ASSIGNMENT =
All that is needed is each line of the entries holding the word "Lleida", copied as it stands.

SOURCE MATERIAL =
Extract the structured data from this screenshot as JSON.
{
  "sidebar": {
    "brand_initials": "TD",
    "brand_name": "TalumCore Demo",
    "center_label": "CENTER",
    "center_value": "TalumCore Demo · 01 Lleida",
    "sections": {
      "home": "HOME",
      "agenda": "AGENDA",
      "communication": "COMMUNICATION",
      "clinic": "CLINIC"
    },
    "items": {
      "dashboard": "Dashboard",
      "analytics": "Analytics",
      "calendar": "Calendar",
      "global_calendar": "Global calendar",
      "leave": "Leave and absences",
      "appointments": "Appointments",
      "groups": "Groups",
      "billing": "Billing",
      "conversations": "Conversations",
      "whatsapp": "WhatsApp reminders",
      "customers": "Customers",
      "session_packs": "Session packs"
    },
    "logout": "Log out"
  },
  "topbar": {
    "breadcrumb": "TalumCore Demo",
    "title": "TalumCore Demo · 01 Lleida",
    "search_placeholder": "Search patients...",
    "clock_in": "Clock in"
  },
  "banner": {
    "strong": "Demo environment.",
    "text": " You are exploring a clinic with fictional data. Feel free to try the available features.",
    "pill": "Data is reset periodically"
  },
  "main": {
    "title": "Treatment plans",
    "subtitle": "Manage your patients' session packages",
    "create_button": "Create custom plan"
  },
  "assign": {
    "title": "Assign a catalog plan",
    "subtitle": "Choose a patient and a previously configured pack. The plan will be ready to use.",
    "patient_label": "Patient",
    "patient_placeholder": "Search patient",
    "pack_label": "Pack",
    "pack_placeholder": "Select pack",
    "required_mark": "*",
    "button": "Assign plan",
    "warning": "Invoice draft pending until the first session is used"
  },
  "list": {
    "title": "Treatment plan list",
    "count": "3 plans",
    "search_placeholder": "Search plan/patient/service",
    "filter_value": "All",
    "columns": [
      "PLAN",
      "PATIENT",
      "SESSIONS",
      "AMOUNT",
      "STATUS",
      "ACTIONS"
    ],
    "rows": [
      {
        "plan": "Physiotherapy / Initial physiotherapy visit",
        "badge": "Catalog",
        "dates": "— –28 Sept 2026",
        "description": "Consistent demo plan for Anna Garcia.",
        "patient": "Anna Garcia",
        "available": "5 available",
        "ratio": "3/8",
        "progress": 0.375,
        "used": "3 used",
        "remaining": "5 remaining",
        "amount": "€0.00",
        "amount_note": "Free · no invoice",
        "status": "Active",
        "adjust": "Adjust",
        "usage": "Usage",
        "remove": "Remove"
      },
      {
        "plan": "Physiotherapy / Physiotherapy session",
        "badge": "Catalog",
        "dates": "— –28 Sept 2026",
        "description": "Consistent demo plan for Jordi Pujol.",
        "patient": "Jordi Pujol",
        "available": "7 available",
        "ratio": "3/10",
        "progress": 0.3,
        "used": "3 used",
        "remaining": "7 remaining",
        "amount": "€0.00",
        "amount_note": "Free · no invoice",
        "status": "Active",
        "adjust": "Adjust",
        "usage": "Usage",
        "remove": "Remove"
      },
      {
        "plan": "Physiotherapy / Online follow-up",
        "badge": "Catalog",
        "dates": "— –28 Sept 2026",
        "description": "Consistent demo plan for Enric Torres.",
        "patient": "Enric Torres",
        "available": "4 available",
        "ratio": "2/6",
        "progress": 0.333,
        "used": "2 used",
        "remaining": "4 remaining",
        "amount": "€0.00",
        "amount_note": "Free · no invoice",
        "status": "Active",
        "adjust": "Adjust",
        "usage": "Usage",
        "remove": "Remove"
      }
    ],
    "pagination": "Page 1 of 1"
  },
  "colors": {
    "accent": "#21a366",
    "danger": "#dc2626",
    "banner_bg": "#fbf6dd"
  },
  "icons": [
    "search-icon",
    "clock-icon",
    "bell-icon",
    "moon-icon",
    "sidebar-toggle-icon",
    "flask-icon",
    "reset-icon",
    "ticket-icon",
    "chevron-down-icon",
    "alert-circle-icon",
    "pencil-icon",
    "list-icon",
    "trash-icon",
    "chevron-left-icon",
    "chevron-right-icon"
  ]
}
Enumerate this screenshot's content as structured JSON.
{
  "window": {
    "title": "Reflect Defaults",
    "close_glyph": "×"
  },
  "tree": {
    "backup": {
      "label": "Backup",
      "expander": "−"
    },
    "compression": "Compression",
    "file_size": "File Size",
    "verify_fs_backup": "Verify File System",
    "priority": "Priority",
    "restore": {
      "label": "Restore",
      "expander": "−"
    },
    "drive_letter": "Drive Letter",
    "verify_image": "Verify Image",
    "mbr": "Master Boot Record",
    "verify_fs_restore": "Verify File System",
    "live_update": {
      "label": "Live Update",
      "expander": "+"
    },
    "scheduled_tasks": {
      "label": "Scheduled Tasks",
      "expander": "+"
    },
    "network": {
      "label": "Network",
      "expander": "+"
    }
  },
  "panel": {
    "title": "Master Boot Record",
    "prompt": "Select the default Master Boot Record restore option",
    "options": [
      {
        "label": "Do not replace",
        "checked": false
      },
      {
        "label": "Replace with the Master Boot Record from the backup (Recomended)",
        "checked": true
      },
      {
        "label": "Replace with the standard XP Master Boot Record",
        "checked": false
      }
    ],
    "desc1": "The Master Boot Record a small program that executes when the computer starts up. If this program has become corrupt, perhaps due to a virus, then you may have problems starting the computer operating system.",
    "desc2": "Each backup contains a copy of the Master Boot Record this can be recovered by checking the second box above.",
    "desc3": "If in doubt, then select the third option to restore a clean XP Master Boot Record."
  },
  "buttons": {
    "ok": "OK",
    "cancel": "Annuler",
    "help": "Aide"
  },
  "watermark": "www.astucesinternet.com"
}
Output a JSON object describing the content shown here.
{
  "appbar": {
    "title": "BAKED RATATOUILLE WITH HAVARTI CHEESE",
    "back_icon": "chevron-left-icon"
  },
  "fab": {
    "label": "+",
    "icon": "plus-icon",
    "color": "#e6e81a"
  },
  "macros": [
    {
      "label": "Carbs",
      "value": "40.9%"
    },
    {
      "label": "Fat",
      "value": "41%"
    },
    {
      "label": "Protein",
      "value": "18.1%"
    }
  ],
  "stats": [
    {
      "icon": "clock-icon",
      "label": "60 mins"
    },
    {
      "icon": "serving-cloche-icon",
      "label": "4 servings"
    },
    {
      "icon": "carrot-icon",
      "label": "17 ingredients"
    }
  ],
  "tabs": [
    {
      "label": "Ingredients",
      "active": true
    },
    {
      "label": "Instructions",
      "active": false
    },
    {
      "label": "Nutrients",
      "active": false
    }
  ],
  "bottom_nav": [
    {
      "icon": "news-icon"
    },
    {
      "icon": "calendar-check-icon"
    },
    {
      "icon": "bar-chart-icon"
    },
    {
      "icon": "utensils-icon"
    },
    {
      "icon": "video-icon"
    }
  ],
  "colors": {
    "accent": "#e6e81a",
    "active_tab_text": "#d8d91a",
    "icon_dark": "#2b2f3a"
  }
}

RESULT OF THE TASK =
    "center_value": "TalumCore Demo · 01 Lleida",
    "title": "TalumCore Demo · 01 Lleida",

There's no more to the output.